To be done =
Reproduce every one of the following items verbatim, preserving each line without alteration.

Dataset =
::::

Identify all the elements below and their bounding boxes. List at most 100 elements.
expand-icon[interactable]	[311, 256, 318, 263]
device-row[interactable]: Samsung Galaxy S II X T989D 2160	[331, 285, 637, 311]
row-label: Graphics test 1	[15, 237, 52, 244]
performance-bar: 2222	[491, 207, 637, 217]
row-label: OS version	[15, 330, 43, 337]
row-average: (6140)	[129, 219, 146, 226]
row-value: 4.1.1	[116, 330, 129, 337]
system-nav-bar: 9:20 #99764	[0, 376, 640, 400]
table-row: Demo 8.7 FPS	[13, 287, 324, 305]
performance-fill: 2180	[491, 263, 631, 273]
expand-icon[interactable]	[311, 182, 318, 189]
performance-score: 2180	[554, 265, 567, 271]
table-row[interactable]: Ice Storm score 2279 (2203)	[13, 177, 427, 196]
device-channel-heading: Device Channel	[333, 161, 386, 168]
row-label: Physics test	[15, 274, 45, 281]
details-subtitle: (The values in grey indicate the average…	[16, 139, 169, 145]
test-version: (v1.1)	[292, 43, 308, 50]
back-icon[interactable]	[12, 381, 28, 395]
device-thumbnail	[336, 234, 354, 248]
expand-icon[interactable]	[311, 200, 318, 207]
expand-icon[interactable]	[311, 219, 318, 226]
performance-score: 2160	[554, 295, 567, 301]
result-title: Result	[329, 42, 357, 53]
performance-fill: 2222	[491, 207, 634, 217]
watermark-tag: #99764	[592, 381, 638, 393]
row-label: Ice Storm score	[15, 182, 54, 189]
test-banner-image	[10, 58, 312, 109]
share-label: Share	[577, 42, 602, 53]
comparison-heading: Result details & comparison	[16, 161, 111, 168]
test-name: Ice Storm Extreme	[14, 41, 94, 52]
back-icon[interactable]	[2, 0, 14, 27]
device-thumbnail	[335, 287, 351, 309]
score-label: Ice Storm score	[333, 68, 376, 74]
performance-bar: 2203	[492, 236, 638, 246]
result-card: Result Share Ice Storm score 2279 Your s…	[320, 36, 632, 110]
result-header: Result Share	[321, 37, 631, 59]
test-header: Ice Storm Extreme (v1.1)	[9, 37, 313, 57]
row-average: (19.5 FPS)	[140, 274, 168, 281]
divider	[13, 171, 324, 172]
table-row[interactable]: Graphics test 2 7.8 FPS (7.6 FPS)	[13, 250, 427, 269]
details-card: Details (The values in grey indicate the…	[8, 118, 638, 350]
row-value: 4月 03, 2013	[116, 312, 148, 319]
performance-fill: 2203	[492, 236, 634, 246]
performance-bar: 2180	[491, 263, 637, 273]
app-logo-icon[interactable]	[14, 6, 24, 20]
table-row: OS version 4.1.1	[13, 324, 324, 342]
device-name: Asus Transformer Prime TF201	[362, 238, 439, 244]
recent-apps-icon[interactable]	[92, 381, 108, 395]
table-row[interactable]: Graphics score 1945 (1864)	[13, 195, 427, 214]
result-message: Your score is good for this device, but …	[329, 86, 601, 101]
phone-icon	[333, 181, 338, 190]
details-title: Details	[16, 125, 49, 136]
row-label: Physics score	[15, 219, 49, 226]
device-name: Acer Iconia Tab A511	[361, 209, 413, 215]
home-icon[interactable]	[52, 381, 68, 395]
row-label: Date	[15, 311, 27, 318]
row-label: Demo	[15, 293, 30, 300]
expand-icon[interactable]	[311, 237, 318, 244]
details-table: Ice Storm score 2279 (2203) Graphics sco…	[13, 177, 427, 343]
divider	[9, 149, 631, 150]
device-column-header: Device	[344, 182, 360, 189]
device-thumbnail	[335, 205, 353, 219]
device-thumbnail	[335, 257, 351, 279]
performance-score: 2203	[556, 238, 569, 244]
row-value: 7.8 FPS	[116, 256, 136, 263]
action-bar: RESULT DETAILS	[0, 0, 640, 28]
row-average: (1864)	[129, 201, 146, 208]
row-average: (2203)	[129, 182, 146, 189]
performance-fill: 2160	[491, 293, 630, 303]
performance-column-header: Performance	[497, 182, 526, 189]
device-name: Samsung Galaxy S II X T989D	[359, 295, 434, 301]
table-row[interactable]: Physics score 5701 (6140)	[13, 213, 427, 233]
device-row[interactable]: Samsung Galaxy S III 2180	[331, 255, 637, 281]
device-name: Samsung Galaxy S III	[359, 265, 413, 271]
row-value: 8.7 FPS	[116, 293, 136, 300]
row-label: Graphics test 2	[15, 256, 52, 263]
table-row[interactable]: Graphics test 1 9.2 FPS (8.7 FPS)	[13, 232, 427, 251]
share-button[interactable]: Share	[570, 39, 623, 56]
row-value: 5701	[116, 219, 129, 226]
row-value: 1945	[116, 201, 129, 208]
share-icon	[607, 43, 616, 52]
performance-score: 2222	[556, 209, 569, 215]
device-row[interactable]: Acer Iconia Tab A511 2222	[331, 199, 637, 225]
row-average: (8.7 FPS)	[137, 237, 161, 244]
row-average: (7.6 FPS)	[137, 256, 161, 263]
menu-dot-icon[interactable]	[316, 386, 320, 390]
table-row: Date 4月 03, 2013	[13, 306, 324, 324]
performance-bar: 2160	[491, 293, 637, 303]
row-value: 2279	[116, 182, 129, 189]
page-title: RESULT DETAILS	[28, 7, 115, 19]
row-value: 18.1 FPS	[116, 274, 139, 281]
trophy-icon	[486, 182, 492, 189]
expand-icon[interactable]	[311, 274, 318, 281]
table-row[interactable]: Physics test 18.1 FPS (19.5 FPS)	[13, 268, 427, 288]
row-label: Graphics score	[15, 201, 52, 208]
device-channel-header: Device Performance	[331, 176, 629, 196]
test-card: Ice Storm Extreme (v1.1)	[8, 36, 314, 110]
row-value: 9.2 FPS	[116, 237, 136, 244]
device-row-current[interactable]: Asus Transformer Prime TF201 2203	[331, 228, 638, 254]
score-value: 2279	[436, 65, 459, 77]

::::

The result =
Identify all the elements below and their bounding boxes. List at most 100 elements.
expand-icon[interactable]	[311, 256, 318, 263]
device-row[interactable]: Samsung Galaxy S II X T989D 2160	[331, 285, 637, 311]
row-label: Graphics test 1	[15, 237, 52, 244]
performance-bar: 2222	[491, 207, 637, 217]
row-label: OS version	[15, 330, 43, 337]
row-average: (6140)	[129, 219, 146, 226]
row-value: 4.1.1	[116, 330, 129, 337]
system-nav-bar: 9:20 #99764	[0, 376, 640, 400]
table-row: Demo 8.7 FPS	[13, 287, 324, 305]
performance-fill: 2180	[491, 263, 631, 273]
expand-icon[interactable]	[311, 182, 318, 189]
performance-score: 2180	[554, 265, 567, 271]
table-row[interactable]: Ice Storm score 2279 (2203)	[13, 177, 427, 196]
device-channel-heading: Device Channel	[333, 161, 386, 168]
row-label: Physics test	[15, 274, 45, 281]
details-subtitle: (The values in grey indicate the average…	[16, 139, 169, 145]
test-version: (v1.1)	[292, 43, 308, 50]
back-icon[interactable]	[12, 381, 28, 395]
device-thumbnail	[336, 234, 354, 248]
expand-icon[interactable]	[311, 200, 318, 207]
expand-icon[interactable]	[311, 219, 318, 226]
performance-score: 2160	[554, 295, 567, 301]
result-title: Result	[329, 42, 357, 53]
performance-fill: 2222	[491, 207, 634, 217]
watermark-tag: #99764	[592, 381, 638, 393]
row-label: Ice Storm score	[15, 182, 54, 189]
test-banner-image	[10, 58, 312, 109]
share-label: Share	[577, 42, 602, 53]
comparison-heading: Result details & comparison	[16, 161, 111, 168]
test-name: Ice Storm Extreme	[14, 41, 94, 52]
back-icon[interactable]	[2, 0, 14, 27]
device-thumbnail	[335, 287, 351, 309]
score-label: Ice Storm score	[333, 68, 376, 74]
performance-bar: 2203	[492, 236, 638, 246]
result-card: Result Share Ice Storm score 2279 Your s…	[320, 36, 632, 110]
result-header: Result Share	[321, 37, 631, 59]
test-header: Ice Storm Extreme (v1.1)	[9, 37, 313, 57]
row-average: (19.5 FPS)	[140, 274, 168, 281]
divider	[13, 171, 324, 172]
table-row[interactable]: Graphics test 2 7.8 FPS (7.6 FPS)	[13, 250, 427, 269]
details-card: Details (The values in grey indicate the…	[8, 118, 638, 350]
row-value: 4月 03, 2013	[116, 312, 148, 319]
performance-fill: 2203	[492, 236, 634, 246]
performance-bar: 2180	[491, 263, 637, 273]
app-logo-icon[interactable]	[14, 6, 24, 20]
table-row: OS version 4.1.1	[13, 324, 324, 342]
device-name: Asus Transformer Prime TF201	[362, 238, 439, 244]
recent-apps-icon[interactable]	[92, 381, 108, 395]
table-row[interactable]: Graphics score 1945 (1864)	[13, 195, 427, 214]
result-message: Your score is good for this device, but …	[329, 86, 601, 101]
phone-icon	[333, 181, 338, 190]
details-title: Details	[16, 125, 49, 136]
row-label: Physics score	[15, 219, 49, 226]
device-name: Acer Iconia Tab A511	[361, 209, 413, 215]
home-icon[interactable]	[52, 381, 68, 395]
row-label: Date	[15, 311, 27, 318]
row-label: Demo	[15, 293, 30, 300]
expand-icon[interactable]	[311, 237, 318, 244]
details-table: Ice Storm score 2279 (2203) Graphics sco…	[13, 177, 427, 343]
divider	[9, 149, 631, 150]
device-column-header: Device	[344, 182, 360, 189]
device-thumbnail	[335, 205, 353, 219]
device-thumbnail	[335, 257, 351, 279]
performance-score: 2203	[556, 238, 569, 244]
row-value: 7.8 FPS	[116, 256, 136, 263]
action-bar: RESULT DETAILS	[0, 0, 640, 28]
row-average: (1864)	[129, 201, 146, 208]
row-average: (2203)	[129, 182, 146, 189]
performance-fill: 2160	[491, 293, 630, 303]
performance-column-header: Performance	[497, 182, 526, 189]
device-name: Samsung Galaxy S II X T989D	[359, 295, 434, 301]
table-row[interactable]: Physics score 5701 (6140)	[13, 213, 427, 233]
device-row[interactable]: Samsung Galaxy S III 2180	[331, 255, 637, 281]
device-name: Samsung Galaxy S III	[359, 265, 413, 271]
row-value: 8.7 FPS	[116, 293, 136, 300]
row-label: Graphics test 2	[15, 256, 52, 263]
table-row[interactable]: Graphics test 1 9.2 FPS (8.7 FPS)	[13, 232, 427, 251]
share-button[interactable]: Share	[570, 39, 623, 56]
row-value: 5701	[116, 219, 129, 226]
row-value: 1945	[116, 201, 129, 208]
share-icon	[607, 43, 616, 52]
performance-score: 2222	[556, 209, 569, 215]
device-row[interactable]: Acer Iconia Tab A511 2222	[331, 199, 637, 225]
row-average: (8.7 FPS)	[137, 237, 161, 244]
row-average: (7.6 FPS)	[137, 256, 161, 263]
menu-dot-icon[interactable]	[316, 386, 320, 390]
table-row: Date 4月 03, 2013	[13, 306, 324, 324]
performance-bar: 2160	[491, 293, 637, 303]
row-value: 2279	[116, 182, 129, 189]
page-title: RESULT DETAILS	[28, 7, 115, 19]
row-value: 18.1 FPS	[116, 274, 139, 281]
trophy-icon	[486, 182, 492, 189]
expand-icon[interactable]	[311, 274, 318, 281]
table-row[interactable]: Physics test 18.1 FPS (19.5 FPS)	[13, 268, 427, 288]
row-label: Graphics score	[15, 201, 52, 208]
device-channel-header: Device Performance	[331, 176, 629, 196]
test-card: Ice Storm Extreme (v1.1)	[8, 36, 314, 110]
row-value: 9.2 FPS	[116, 237, 136, 244]
device-row-current[interactable]: Asus Transformer Prime TF201 2203	[331, 228, 638, 254]
score-value: 2279	[436, 65, 459, 77]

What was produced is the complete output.